■ Aim of the exercise: Please copy all the lines that follow, word for word.

Figure content listings

%%

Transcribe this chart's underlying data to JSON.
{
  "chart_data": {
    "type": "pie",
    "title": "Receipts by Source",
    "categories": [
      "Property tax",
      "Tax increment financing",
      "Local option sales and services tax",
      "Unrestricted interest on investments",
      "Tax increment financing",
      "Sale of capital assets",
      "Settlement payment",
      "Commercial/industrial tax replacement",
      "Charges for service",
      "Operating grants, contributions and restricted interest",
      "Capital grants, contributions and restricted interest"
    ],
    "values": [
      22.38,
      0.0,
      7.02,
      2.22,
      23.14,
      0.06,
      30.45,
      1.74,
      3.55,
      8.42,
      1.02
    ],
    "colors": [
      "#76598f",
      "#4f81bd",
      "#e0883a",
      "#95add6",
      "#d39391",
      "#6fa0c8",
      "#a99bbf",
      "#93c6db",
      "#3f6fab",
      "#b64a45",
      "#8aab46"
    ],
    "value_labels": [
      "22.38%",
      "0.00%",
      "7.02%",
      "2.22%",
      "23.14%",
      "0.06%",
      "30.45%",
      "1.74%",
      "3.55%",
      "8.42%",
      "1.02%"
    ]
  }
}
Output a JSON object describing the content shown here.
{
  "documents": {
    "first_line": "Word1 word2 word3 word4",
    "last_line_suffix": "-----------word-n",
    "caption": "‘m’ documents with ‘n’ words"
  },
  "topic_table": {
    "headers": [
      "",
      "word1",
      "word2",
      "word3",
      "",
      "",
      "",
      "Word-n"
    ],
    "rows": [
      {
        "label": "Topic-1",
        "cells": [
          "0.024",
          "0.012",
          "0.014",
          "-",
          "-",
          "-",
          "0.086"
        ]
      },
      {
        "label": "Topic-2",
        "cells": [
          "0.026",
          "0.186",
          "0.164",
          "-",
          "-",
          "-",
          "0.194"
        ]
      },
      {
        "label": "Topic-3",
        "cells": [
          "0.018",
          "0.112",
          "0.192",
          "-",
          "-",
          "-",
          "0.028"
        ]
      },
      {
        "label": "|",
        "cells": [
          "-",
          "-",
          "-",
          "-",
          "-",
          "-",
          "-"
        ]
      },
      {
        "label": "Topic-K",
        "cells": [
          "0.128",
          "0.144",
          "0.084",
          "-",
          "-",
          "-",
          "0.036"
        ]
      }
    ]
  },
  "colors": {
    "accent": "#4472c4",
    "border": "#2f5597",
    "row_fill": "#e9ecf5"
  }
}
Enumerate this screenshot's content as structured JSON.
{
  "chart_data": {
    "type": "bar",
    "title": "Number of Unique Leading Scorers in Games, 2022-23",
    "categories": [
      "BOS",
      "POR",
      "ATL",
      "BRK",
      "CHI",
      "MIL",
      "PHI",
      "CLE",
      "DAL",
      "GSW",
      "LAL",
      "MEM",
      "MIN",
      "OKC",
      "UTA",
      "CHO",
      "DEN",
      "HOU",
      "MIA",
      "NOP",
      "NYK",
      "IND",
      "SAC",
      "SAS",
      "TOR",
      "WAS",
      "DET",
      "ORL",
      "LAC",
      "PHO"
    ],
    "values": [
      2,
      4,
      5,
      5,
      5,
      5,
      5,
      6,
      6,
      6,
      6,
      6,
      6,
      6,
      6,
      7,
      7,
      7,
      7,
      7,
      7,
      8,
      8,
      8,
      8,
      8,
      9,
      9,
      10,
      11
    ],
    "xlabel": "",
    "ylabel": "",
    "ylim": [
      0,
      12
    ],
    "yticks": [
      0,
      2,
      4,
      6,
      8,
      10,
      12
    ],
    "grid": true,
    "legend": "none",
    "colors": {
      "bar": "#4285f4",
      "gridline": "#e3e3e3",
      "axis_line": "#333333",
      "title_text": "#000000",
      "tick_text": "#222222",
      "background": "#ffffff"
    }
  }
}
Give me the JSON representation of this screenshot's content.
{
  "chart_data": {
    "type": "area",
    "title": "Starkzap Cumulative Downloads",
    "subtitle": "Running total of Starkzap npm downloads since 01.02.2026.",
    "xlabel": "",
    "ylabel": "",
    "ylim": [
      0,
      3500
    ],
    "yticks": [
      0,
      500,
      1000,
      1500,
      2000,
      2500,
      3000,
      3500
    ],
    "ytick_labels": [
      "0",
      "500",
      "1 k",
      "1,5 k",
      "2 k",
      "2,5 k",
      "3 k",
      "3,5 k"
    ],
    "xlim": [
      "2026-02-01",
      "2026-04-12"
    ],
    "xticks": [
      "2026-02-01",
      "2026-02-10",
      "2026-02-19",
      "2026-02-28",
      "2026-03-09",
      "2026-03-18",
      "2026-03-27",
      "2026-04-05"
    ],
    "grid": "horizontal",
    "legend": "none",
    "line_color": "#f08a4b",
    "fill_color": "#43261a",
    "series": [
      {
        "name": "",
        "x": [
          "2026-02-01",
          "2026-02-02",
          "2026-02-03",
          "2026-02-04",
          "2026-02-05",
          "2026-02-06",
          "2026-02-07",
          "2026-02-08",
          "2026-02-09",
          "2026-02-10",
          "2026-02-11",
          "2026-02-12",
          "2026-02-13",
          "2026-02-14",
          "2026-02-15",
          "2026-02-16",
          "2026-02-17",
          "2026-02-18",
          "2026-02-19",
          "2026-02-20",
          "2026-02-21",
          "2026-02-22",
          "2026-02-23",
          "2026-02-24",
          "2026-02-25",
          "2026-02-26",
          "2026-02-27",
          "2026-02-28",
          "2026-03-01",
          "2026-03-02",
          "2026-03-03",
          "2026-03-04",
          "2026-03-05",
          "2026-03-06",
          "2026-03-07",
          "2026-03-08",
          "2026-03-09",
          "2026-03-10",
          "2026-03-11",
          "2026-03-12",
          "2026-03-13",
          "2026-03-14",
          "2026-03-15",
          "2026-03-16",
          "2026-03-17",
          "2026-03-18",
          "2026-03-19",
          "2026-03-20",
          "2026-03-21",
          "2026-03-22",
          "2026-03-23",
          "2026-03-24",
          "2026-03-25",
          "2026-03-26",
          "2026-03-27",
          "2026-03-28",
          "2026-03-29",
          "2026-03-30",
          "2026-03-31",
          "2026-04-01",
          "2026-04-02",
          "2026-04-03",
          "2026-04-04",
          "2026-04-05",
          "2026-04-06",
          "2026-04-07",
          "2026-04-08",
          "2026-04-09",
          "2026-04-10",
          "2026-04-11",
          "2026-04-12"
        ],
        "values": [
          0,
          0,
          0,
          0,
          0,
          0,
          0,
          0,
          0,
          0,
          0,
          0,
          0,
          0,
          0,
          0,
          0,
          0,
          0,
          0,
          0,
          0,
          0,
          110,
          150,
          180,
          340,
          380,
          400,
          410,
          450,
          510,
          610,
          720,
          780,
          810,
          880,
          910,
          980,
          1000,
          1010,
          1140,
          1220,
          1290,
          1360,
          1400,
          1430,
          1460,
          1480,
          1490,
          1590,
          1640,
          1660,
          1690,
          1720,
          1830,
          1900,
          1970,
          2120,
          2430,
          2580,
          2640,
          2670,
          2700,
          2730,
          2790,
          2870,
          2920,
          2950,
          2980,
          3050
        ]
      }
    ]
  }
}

%%

■ Exercise response:
Transcribe this chart's underlying data to JSON.
{
  "chart_data": {
    "type": "pie",
    "title": "Receipts by Source",
    "categories": [
      "Property tax",
      "Tax increment financing",
      "Local option sales and services tax",
      "Unrestricted interest on investments",
      "Tax increment financing",
      "Sale of capital assets",
      "Settlement payment",
      "Commercial/industrial tax replacement",
      "Charges for service",
      "Operating grants, contributions and restricted interest",
      "Capital grants, contributions and restricted interest"
    ],
    "values": [
      22.38,
      0.0,
      7.02,
      2.22,
      23.14,
      0.06,
      30.45,
      1.74,
      3.55,
      8.42,
      1.02
    ],
    "colors": [
      "#76598f",
      "#4f81bd",
      "#e0883a",
      "#95add6",
      "#d39391",
      "#6fa0c8",
      "#a99bbf",
      "#93c6db",
      "#3f6fab",
      "#b64a45",
      "#8aab46"
    ],
    "value_labels": [
      "22.38%",
      "0.00%",
      "7.02%",
      "2.22%",
      "23.14%",
      "0.06%",
      "30.45%",
      "1.74%",
      "3.55%",
      "8.42%",
      "1.02%"
    ]
  }
}
Output a JSON object describing the content shown here.
{
  "documents": {
    "first_line": "Word1 word2 word3 word4",
    "last_line_suffix": "-----------word-n",
    "caption": "‘m’ documents with ‘n’ words"
  },
  "topic_table": {
    "headers": [
      "",
      "word1",
      "word2",
      "word3",
      "",
      "",
      "",
      "Word-n"
    ],
    "rows": [
      {
        "label": "Topic-1",
        "cells": [
          "0.024",
          "0.012",
          "0.014",
          "-",
          "-",
          "-",
          "0.086"
        ]
      },
      {
        "label": "Topic-2",
        "cells": [
          "0.026",
          "0.186",
          "0.164",
          "-",
          "-",
          "-",
          "0.194"
        ]
      },
      {
        "label": "Topic-3",
        "cells": [
          "0.018",
          "0.112",
          "0.192",
          "-",
          "-",
          "-",
          "0.028"
        ]
      },
      {
        "label": "|",
        "cells": [
          "-",
          "-",
          "-",
          "-",
          "-",
          "-",
          "-"
        ]
      },
      {
        "label": "Topic-K",
        "cells": [
          "0.128",
          "0.144",
          "0.084",
          "-",
          "-",
          "-",
          "0.036"
        ]
      }
    ]
  },
  "colors": {
    "accent": "#4472c4",
    "border": "#2f5597",
    "row_fill": "#e9ecf5"
  }
}
Enumerate this screenshot's content as structured JSON.
{
  "chart_data": {
    "type": "bar",
    "title": "Number of Unique Leading Scorers in Games, 2022-23",
    "categories": [
      "BOS",
      "POR",
      "ATL",
      "BRK",
      "CHI",
      "MIL",
      "PHI",
      "CLE",
      "DAL",
      "GSW",
      "LAL",
      "MEM",
      "MIN",
      "OKC",
      "UTA",
      "CHO",
      "DEN",
      "HOU",
      "MIA",
      "NOP",
      "NYK",
      "IND",
      "SAC",
      "SAS",
      "TOR",
      "WAS",
      "DET",
      "ORL",
      "LAC",
      "PHO"
    ],
    "values": [
      2,
      4,
      5,
      5,
      5,
      5,
      5,
      6,
      6,
      6,
      6,
      6,
      6,
      6,
      6,
      7,
      7,
      7,
      7,
      7,
      7,
      8,
      8,
      8,
      8,
      8,
      9,
      9,
      10,
      11
    ],
    "xlabel": "",
    "ylabel": "",
    "ylim": [
      0,
      12
    ],
    "yticks": [
      0,
      2,
      4,
      6,
      8,
      10,
      12
    ],
    "grid": true,
    "legend": "none",
    "colors": {
      "bar": "#4285f4",
      "gridline": "#e3e3e3",
      "axis_line": "#333333",
      "title_text": "#000000",
      "tick_text": "#222222",
      "background": "#ffffff"
    }
  }
}
Give me the JSON representation of this screenshot's content.
{
  "chart_data": {
    "type": "area",
    "title": "Starkzap Cumulative Downloads",
    "subtitle": "Running total of Starkzap npm downloads since 01.02.2026.",
    "xlabel": "",
    "ylabel": "",
    "ylim": [
      0,
      3500
    ],
    "yticks": [
      0,
      500,
      1000,
      1500,
      2000,
      2500,
      3000,
      3500
    ],
    "ytick_labels": [
      "0",
      "500",
      "1 k",
      "1,5 k",
      "2 k",
      "2,5 k",
      "3 k",
      "3,5 k"
    ],
    "xlim": [
      "2026-02-01",
      "2026-04-12"
    ],
    "xticks": [
      "2026-02-01",
      "2026-02-10",
      "2026-02-19",
      "2026-02-28",
      "2026-03-09",
      "2026-03-18",
      "2026-03-27",
      "2026-04-05"
    ],
    "grid": "horizontal",
    "legend": "none",
    "line_color": "#f08a4b",
    "fill_color": "#43261a",
    "series": [
      {
        "name": "",
        "x": [
          "2026-02-01",
          "2026-02-02",
          "2026-02-03",
          "2026-02-04",
          "2026-02-05",
          "2026-02-06",
          "2026-02-07",
          "2026-02-08",
          "2026-02-09",
          "2026-02-10",
          "2026-02-11",
          "2026-02-12",
          "2026-02-13",
          "2026-02-14",
          "2026-02-15",
          "2026-02-16",
          "2026-02-17",
          "2026-02-18",
          "2026-02-19",
          "2026-02-20",
          "2026-02-21",
          "2026-02-22",
          "2026-02-23",
          "2026-02-24",
          "2026-02-25",
          "2026-02-26",
          "2026-02-27",
          "2026-02-28",
          "2026-03-01",
          "2026-03-02",
          "2026-03-03",
          "2026-03-04",
          "2026-03-05",
          "2026-03-06",
          "2026-03-07",
          "2026-03-08",
          "2026-03-09",
          "2026-03-10",
          "2026-03-11",
          "2026-03-12",
          "2026-03-13",
          "2026-03-14",
          "2026-03-15",
          "2026-03-16",
          "2026-03-17",
          "2026-03-18",
          "2026-03-19",
          "2026-03-20",
          "2026-03-21",
          "2026-03-22",
          "2026-03-23",
          "2026-03-24",
          "2026-03-25",
          "2026-03-26",
          "2026-03-27",
          "2026-03-28",
          "2026-03-29",
          "2026-03-30",
          "2026-03-31",
          "2026-04-01",
          "2026-04-02",
          "2026-04-03",
          "2026-04-04",
          "2026-04-05",
          "2026-04-06",
          "2026-04-07",
          "2026-04-08",
          "2026-04-09",
          "2026-04-10",
          "2026-04-11",
          "2026-04-12"
        ],
        "values": [
          0,
          0,
          0,
          0,
          0,
          0,
          0,
          0,
          0,
          0,
          0,
          0,
          0,
          0,
          0,
          0,
          0,
          0,
          0,
          0,
          0,
          0,
          0,
          110,
          150,
          180,
          340,
          380,
          400,
          410,
          450,
          510,
          610,
          720,
          780,
          810,
          880,
          910,
          980,
          1000,
          1010,
          1140,
          1220,
          1290,
          1360,
          1400,
          1430,
          1460,
          1480,
          1490,
          1590,
          1640,
          1660,
          1690,
          1720,
          1830,
          1900,
          1970,
          2120,
          2430,
          2580,
          2640,
          2670,
          2700,
          2730,
          2790,
          2870,
          2920,
          2950,
          2980,
          3050
        ]
      }
    ]
  }
}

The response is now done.